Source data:
§ §

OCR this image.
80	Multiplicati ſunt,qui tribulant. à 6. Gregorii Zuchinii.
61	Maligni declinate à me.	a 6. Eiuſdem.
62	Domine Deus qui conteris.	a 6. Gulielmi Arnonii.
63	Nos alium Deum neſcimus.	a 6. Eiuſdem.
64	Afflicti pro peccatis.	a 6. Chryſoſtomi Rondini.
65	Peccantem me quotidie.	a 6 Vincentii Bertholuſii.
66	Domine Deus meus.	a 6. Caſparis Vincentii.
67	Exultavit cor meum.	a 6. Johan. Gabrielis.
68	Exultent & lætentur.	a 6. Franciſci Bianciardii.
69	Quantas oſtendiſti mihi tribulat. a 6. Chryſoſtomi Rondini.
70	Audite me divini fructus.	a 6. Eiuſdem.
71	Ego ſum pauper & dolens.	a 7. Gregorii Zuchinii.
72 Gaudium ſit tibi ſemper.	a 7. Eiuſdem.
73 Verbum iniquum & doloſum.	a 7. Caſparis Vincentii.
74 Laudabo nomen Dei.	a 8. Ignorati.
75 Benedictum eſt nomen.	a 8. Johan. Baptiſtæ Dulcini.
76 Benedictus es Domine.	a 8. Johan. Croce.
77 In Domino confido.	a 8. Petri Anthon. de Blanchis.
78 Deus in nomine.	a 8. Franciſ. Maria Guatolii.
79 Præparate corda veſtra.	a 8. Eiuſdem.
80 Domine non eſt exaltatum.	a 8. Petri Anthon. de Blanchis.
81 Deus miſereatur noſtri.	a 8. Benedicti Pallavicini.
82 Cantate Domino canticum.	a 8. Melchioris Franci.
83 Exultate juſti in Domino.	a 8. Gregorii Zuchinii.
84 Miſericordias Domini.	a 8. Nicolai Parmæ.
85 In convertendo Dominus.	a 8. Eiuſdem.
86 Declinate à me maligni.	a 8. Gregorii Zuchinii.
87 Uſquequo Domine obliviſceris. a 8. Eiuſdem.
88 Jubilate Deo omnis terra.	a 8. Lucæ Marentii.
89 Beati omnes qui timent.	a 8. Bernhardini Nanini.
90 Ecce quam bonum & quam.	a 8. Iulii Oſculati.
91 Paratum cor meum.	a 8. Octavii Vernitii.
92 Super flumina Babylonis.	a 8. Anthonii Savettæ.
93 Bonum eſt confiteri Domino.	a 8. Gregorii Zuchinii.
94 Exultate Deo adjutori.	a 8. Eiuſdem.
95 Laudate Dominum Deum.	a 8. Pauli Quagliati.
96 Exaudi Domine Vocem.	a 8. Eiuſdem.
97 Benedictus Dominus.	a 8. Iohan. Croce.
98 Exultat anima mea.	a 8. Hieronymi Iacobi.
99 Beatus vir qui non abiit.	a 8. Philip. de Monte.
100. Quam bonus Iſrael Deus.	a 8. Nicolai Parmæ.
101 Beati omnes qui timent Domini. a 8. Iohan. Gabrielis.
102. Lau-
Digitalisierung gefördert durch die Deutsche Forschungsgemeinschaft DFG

§ §

Look through the data above. Find each line with the string "meum" and copy it.

• Complete answer
67	Exultavit cor meum.	a 6. Johan. Gabrielis.
91 Paratum cor meum.	a 8. Octavii Vernitii.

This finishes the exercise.